### Task description
Your task is to quote the material that follows, in full and exactly.

Stored records:
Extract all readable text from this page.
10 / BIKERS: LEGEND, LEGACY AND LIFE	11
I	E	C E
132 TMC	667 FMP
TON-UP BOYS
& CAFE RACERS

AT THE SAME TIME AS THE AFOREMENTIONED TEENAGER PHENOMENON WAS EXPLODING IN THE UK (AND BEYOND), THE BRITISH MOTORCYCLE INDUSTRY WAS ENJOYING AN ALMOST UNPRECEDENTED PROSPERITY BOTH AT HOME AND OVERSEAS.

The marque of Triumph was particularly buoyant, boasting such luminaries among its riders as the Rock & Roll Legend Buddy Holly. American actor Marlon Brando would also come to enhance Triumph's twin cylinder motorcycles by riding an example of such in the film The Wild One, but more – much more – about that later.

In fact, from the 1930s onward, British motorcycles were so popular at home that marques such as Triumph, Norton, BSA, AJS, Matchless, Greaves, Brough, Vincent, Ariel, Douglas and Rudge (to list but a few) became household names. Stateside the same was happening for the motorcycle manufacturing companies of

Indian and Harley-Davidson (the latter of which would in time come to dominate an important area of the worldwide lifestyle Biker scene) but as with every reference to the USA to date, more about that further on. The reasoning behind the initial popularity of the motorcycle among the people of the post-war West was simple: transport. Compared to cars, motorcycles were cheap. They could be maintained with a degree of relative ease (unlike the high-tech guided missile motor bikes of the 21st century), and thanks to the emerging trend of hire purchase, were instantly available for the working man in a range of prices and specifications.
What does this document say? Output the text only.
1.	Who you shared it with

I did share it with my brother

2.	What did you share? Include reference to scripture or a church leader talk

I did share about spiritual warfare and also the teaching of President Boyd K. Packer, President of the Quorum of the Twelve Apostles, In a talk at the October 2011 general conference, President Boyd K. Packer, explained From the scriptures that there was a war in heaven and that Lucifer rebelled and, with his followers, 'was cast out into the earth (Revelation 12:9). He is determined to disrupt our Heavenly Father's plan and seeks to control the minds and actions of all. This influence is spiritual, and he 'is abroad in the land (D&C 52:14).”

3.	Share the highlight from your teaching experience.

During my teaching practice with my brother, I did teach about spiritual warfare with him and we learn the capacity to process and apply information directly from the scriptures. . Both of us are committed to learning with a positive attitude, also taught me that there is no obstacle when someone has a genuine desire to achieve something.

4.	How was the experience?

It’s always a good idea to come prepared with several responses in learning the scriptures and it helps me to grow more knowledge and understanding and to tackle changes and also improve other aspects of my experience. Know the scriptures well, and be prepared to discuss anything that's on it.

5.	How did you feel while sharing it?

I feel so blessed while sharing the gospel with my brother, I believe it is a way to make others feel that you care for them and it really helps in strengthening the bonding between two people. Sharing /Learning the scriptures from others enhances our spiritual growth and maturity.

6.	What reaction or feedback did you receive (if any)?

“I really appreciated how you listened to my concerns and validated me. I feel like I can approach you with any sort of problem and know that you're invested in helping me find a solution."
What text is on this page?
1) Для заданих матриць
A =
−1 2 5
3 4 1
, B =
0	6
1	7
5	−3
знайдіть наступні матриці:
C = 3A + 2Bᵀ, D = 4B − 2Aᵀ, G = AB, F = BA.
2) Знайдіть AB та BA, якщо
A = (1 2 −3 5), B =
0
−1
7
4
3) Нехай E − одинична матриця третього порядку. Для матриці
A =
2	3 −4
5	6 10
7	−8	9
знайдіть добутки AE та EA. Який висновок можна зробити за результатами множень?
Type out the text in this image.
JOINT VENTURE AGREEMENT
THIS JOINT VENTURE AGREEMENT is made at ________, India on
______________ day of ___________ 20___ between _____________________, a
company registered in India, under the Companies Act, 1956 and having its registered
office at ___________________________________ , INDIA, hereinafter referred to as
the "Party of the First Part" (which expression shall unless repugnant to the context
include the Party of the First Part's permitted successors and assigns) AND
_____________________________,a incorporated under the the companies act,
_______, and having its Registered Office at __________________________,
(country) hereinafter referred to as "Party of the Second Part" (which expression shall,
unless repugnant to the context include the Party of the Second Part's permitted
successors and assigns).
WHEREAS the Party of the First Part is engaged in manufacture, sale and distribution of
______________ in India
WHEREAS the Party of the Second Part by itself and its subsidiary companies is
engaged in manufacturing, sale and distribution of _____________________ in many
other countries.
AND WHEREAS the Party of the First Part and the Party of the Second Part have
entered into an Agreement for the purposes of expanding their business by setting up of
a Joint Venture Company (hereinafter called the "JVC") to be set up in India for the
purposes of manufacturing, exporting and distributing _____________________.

### Response to this task
Extract all readable text from this page.
10 / BIKERS: LEGEND, LEGACY AND LIFE	11
I	E	C E
132 TMC	667 FMP
TON-UP BOYS
& CAFE RACERS

AT THE SAME TIME AS THE AFOREMENTIONED TEENAGER PHENOMENON WAS EXPLODING IN THE UK (AND BEYOND), THE BRITISH MOTORCYCLE INDUSTRY WAS ENJOYING AN ALMOST UNPRECEDENTED PROSPERITY BOTH AT HOME AND OVERSEAS.

The marque of Triumph was particularly buoyant, boasting such luminaries among its riders as the Rock & Roll Legend Buddy Holly. American actor Marlon Brando would also come to enhance Triumph's twin cylinder motorcycles by riding an example of such in the film The Wild One, but more – much more – about that later.

In fact, from the 1930s onward, British motorcycles were so popular at home that marques such as Triumph, Norton, BSA, AJS, Matchless, Greaves, Brough, Vincent, Ariel, Douglas and Rudge (to list but a few) became household names. Stateside the same was happening for the motorcycle manufacturing companies of

Indian and Harley-Davidson (the latter of which would in time come to dominate an important area of the worldwide lifestyle Biker scene) but as with every reference to the USA to date, more about that further on. The reasoning behind the initial popularity of the motorcycle among the people of the post-war West was simple: transport. Compared to cars, motorcycles were cheap. They could be maintained with a degree of relative ease (unlike the high-tech guided missile motor bikes of the 21st century), and thanks to the emerging trend of hire purchase, were instantly available for the working man in a range of prices and specifications.
What does this document say? Output the text only.
1.	Who you shared it with

I did share it with my brother

2.	What did you share? Include reference to scripture or a church leader talk

I did share about spiritual warfare and also the teaching of President Boyd K. Packer, President of the Quorum of the Twelve Apostles, In a talk at the October 2011 general conference, President Boyd K. Packer, explained From the scriptures that there was a war in heaven and that Lucifer rebelled and, with his followers, 'was cast out into the earth (Revelation 12:9). He is determined to disrupt our Heavenly Father's plan and seeks to control the minds and actions of all. This influence is spiritual, and he 'is abroad in the land (D&C 52:14).”

3.	Share the highlight from your teaching experience.

During my teaching practice with my brother, I did teach about spiritual warfare with him and we learn the capacity to process and apply information directly from the scriptures. . Both of us are committed to learning with a positive attitude, also taught me that there is no obstacle when someone has a genuine desire to achieve something.

4.	How was the experience?

It’s always a good idea to come prepared with several responses in learning the scriptures and it helps me to grow more knowledge and understanding and to tackle changes and also improve other aspects of my experience. Know the scriptures well, and be prepared to discuss anything that's on it.

5.	How did you feel while sharing it?

I feel so blessed while sharing the gospel with my brother, I believe it is a way to make others feel that you care for them and it really helps in strengthening the bonding between two people. Sharing /Learning the scriptures from others enhances our spiritual growth and maturity.

6.	What reaction or feedback did you receive (if any)?

“I really appreciated how you listened to my concerns and validated me. I feel like I can approach you with any sort of problem and know that you're invested in helping me find a solution."
What text is on this page?
1) Для заданих матриць
A =
−1 2 5
3 4 1
, B =
0	6
1	7
5	−3
знайдіть наступні матриці:
C = 3A + 2Bᵀ, D = 4B − 2Aᵀ, G = AB, F = BA.
2) Знайдіть AB та BA, якщо
A = (1 2 −3 5), B =
0
−1
7
4
3) Нехай E − одинична матриця третього порядку. Для матриці
A =
2	3 −4
5	6 10
7	−8	9
знайдіть добутки AE та EA. Який висновок можна зробити за результатами множень?
Type out the text in this image.
JOINT VENTURE AGREEMENT
THIS JOINT VENTURE AGREEMENT is made at ________, India on
______________ day of ___________ 20___ between _____________________, a
company registered in India, under the Companies Act, 1956 and having its registered
office at ___________________________________ , INDIA, hereinafter referred to as
the "Party of the First Part" (which expression shall unless repugnant to the context
include the Party of the First Part's permitted successors and assigns) AND
_____________________________,a incorporated under the the companies act,
_______, and having its Registered Office at __________________________,
(country) hereinafter referred to as "Party of the Second Part" (which expression shall,
unless repugnant to the context include the Party of the Second Part's permitted
successors and assigns).
WHEREAS the Party of the First Part is engaged in manufacture, sale and distribution of
______________ in India
WHEREAS the Party of the Second Part by itself and its subsidiary companies is
engaged in manufacturing, sale and distribution of _____________________ in many
other countries.
AND WHEREAS the Party of the First Part and the Party of the Second Part have
entered into an Agreement for the purposes of expanding their business by setting up of
a Joint Venture Company (hereinafter called the "JVC") to be set up in India for the
purposes of manufacturing, exporting and distributing _____________________.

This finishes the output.